== Task goal ==
Transcribe all the records exactly and omit any images they hold.

[Dataset entries on figures]
>> BEGIN

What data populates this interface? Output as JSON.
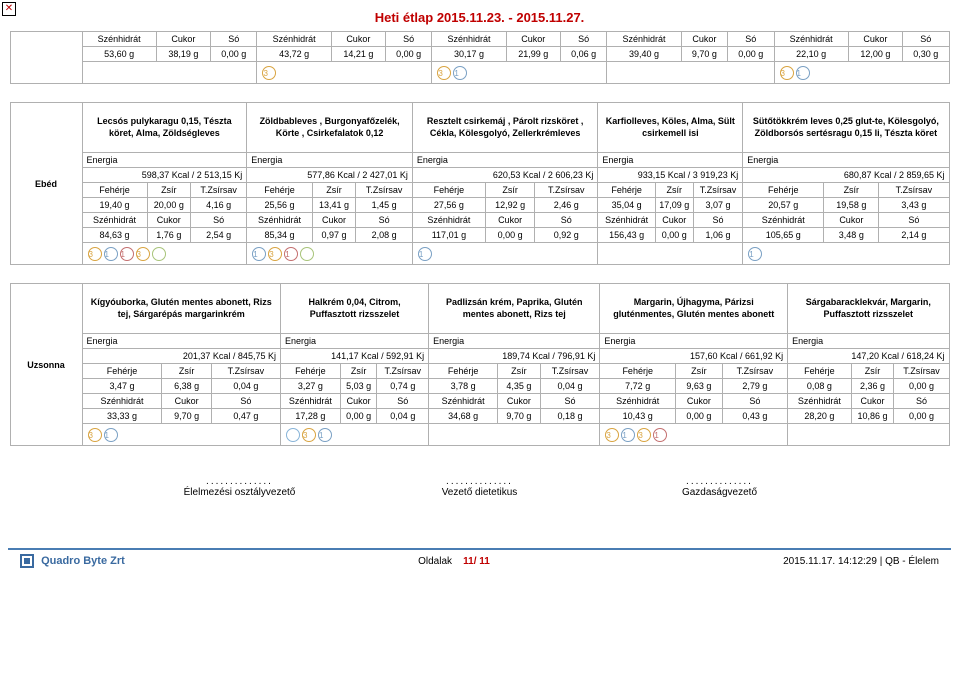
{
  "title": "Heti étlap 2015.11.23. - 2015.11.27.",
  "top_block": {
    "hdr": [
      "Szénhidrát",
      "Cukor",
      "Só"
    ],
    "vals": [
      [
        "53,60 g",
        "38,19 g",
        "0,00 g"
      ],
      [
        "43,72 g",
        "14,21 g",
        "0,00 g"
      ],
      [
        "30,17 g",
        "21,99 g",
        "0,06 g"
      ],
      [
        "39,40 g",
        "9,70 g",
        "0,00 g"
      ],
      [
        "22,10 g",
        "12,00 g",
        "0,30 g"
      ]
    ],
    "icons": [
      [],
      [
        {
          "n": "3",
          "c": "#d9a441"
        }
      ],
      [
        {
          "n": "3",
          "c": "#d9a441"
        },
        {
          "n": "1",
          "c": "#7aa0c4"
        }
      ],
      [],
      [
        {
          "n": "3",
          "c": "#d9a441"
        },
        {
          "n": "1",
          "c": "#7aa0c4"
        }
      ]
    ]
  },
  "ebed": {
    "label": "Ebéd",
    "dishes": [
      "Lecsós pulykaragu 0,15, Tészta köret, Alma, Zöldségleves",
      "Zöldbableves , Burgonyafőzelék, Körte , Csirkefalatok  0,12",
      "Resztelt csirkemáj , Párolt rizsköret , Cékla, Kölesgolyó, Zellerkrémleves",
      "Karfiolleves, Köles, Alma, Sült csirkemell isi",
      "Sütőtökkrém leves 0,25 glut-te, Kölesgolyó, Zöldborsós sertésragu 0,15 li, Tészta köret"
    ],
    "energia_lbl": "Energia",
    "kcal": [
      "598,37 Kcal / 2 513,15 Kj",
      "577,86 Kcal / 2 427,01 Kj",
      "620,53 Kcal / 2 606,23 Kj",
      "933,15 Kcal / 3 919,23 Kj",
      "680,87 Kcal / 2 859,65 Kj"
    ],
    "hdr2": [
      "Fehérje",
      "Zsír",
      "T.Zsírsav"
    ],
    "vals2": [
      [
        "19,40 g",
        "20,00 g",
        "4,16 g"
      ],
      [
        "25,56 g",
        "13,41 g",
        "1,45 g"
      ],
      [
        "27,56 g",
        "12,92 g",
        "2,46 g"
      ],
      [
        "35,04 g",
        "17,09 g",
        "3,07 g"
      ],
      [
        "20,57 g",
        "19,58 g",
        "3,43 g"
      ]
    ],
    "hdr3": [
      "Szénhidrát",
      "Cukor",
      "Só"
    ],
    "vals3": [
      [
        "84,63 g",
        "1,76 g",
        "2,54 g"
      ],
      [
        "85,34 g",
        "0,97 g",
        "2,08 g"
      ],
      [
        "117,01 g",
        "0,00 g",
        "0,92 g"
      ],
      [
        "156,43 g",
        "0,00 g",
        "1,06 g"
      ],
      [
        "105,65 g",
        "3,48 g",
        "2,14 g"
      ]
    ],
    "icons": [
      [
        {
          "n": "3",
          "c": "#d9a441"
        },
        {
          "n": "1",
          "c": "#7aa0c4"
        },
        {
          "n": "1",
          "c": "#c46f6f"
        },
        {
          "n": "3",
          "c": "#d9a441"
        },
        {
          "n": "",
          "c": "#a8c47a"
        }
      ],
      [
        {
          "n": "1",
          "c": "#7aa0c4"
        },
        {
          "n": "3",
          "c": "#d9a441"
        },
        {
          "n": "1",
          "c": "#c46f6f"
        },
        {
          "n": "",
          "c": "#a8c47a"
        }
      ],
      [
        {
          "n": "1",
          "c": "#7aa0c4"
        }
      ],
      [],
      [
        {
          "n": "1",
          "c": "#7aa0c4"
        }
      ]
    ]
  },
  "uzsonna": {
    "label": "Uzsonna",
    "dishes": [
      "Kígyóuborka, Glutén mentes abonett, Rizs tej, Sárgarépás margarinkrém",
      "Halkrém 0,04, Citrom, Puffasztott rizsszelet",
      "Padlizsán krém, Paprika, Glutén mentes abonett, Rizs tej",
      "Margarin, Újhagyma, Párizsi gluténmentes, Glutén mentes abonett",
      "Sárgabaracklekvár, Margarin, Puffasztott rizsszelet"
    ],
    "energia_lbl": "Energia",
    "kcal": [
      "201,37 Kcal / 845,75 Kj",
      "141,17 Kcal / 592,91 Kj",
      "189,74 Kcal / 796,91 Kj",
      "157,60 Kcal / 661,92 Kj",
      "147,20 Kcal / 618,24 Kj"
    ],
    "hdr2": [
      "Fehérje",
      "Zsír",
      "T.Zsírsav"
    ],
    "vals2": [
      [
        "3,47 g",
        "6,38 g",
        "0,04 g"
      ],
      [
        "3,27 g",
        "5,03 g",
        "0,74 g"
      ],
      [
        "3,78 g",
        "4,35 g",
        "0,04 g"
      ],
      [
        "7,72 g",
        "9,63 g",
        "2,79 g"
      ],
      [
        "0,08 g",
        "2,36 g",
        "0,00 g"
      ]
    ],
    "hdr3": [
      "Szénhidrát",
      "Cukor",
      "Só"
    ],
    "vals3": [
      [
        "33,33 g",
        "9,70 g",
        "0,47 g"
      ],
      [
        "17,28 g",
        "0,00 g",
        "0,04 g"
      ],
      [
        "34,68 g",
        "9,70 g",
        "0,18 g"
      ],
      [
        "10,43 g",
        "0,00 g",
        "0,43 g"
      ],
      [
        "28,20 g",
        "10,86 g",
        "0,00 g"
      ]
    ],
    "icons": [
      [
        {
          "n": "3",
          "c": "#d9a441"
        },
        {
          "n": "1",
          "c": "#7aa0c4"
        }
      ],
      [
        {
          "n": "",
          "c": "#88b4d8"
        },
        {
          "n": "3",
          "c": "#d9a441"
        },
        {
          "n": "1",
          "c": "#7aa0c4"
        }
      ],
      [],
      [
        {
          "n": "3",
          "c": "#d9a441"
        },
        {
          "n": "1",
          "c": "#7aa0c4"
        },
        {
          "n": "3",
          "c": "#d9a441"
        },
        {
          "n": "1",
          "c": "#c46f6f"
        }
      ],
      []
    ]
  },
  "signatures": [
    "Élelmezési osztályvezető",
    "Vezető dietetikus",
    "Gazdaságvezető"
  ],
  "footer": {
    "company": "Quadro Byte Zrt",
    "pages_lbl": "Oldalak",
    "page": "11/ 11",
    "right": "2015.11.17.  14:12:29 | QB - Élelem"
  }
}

>> END

== Exercise response ==
What data populates this interface? Output as JSON.
{
  "title": "Heti étlap 2015.11.23. - 2015.11.27.",
  "top_block": {
    "hdr": [
      "Szénhidrát",
      "Cukor",
      "Só"
    ],
    "vals": [
      [
        "53,60 g",
        "38,19 g",
        "0,00 g"
      ],
      [
        "43,72 g",
        "14,21 g",
        "0,00 g"
      ],
      [
        "30,17 g",
        "21,99 g",
        "0,06 g"
      ],
      [
        "39,40 g",
        "9,70 g",
        "0,00 g"
      ],
      [
        "22,10 g",
        "12,00 g",
        "0,30 g"
      ]
    ],
    "icons": [
      [],
      [
        {
          "n": "3",
          "c": "#d9a441"
        }
      ],
      [
        {
          "n": "3",
          "c": "#d9a441"
        },
        {
          "n": "1",
          "c": "#7aa0c4"
        }
      ],
      [],
      [
        {
          "n": "3",
          "c": "#d9a441"
        },
        {
          "n": "1",
          "c": "#7aa0c4"
        }
      ]
    ]
  },
  "ebed": {
    "label": "Ebéd",
    "dishes": [
      "Lecsós pulykaragu 0,15, Tészta köret, Alma, Zöldségleves",
      "Zöldbableves , Burgonyafőzelék, Körte , Csirkefalatok  0,12",
      "Resztelt csirkemáj , Párolt rizsköret , Cékla, Kölesgolyó, Zellerkrémleves",
      "Karfiolleves, Köles, Alma, Sült csirkemell isi",
      "Sütőtökkrém leves 0,25 glut-te, Kölesgolyó, Zöldborsós sertésragu 0,15 li, Tészta köret"
    ],
    "energia_lbl": "Energia",
    "kcal": [
      "598,37 Kcal / 2 513,15 Kj",
      "577,86 Kcal / 2 427,01 Kj",
      "620,53 Kcal / 2 606,23 Kj",
      "933,15 Kcal / 3 919,23 Kj",
      "680,87 Kcal / 2 859,65 Kj"
    ],
    "hdr2": [
      "Fehérje",
      "Zsír",
      "T.Zsírsav"
    ],
    "vals2": [
      [
        "19,40 g",
        "20,00 g",
        "4,16 g"
      ],
      [
        "25,56 g",
        "13,41 g",
        "1,45 g"
      ],
      [
        "27,56 g",
        "12,92 g",
        "2,46 g"
      ],
      [
        "35,04 g",
        "17,09 g",
        "3,07 g"
      ],
      [
        "20,57 g",
        "19,58 g",
        "3,43 g"
      ]
    ],
    "hdr3": [
      "Szénhidrát",
      "Cukor",
      "Só"
    ],
    "vals3": [
      [
        "84,63 g",
        "1,76 g",
        "2,54 g"
      ],
      [
        "85,34 g",
        "0,97 g",
        "2,08 g"
      ],
      [
        "117,01 g",
        "0,00 g",
        "0,92 g"
      ],
      [
        "156,43 g",
        "0,00 g",
        "1,06 g"
      ],
      [
        "105,65 g",
        "3,48 g",
        "2,14 g"
      ]
    ],
    "icons": [
      [
        {
          "n": "3",
          "c": "#d9a441"
        },
        {
          "n": "1",
          "c": "#7aa0c4"
        },
        {
          "n": "1",
          "c": "#c46f6f"
        },
        {
          "n": "3",
          "c": "#d9a441"
        },
        {
          "n": "",
          "c": "#a8c47a"
        }
      ],
      [
        {
          "n": "1",
          "c": "#7aa0c4"
        },
        {
          "n": "3",
          "c": "#d9a441"
        },
        {
          "n": "1",
          "c": "#c46f6f"
        },
        {
          "n": "",
          "c": "#a8c47a"
        }
      ],
      [
        {
          "n": "1",
          "c": "#7aa0c4"
        }
      ],
      [],
      [
        {
          "n": "1",
          "c": "#7aa0c4"
        }
      ]
    ]
  },
  "uzsonna": {
    "label": "Uzsonna",
    "dishes": [
      "Kígyóuborka, Glutén mentes abonett, Rizs tej, Sárgarépás margarinkrém",
      "Halkrém 0,04, Citrom, Puffasztott rizsszelet",
      "Padlizsán krém, Paprika, Glutén mentes abonett, Rizs tej",
      "Margarin, Újhagyma, Párizsi gluténmentes, Glutén mentes abonett",
      "Sárgabaracklekvár, Margarin, Puffasztott rizsszelet"
    ],
    "energia_lbl": "Energia",
    "kcal": [
      "201,37 Kcal / 845,75 Kj",
      "141,17 Kcal / 592,91 Kj",
      "189,74 Kcal / 796,91 Kj",
      "157,60 Kcal / 661,92 Kj",
      "147,20 Kcal / 618,24 Kj"
    ],
    "hdr2": [
      "Fehérje",
      "Zsír",
      "T.Zsírsav"
    ],
    "vals2": [
      [
        "3,47 g",
        "6,38 g",
        "0,04 g"
      ],
      [
        "3,27 g",
        "5,03 g",
        "0,74 g"
      ],
      [
        "3,78 g",
        "4,35 g",
        "0,04 g"
      ],
      [
        "7,72 g",
        "9,63 g",
        "2,79 g"
      ],
      [
        "0,08 g",
        "2,36 g",
        "0,00 g"
      ]
    ],
    "hdr3": [
      "Szénhidrát",
      "Cukor",
      "Só"
    ],
    "vals3": [
      [
        "33,33 g",
        "9,70 g",
        "0,47 g"
      ],
      [
        "17,28 g",
        "0,00 g",
        "0,04 g"
      ],
      [
        "34,68 g",
        "9,70 g",
        "0,18 g"
      ],
      [
        "10,43 g",
        "0,00 g",
        "0,43 g"
      ],
      [
        "28,20 g",
        "10,86 g",
        "0,00 g"
      ]
    ],
    "icons": [
      [
        {
          "n": "3",
          "c": "#d9a441"
        },
        {
          "n": "1",
          "c": "#7aa0c4"
        }
      ],
      [
        {
          "n": "",
          "c": "#88b4d8"
        },
        {
          "n": "3",
          "c": "#d9a441"
        },
        {
          "n": "1",
          "c": "#7aa0c4"
        }
      ],
      [],
      [
        {
          "n": "3",
          "c": "#d9a441"
        },
        {
          "n": "1",
          "c": "#7aa0c4"
        },
        {
          "n": "3",
          "c": "#d9a441"
        },
        {
          "n": "1",
          "c": "#c46f6f"
        }
      ],
      []
    ]
  },
  "signatures": [
    "Élelmezési osztályvezető",
    "Vezető dietetikus",
    "Gazdaságvezető"
  ],
  "footer": {
    "company": "Quadro Byte Zrt",
    "pages_lbl": "Oldalak",
    "page": "11/ 11",
    "right": "2015.11.17.  14:12:29 | QB - Élelem"
  }
}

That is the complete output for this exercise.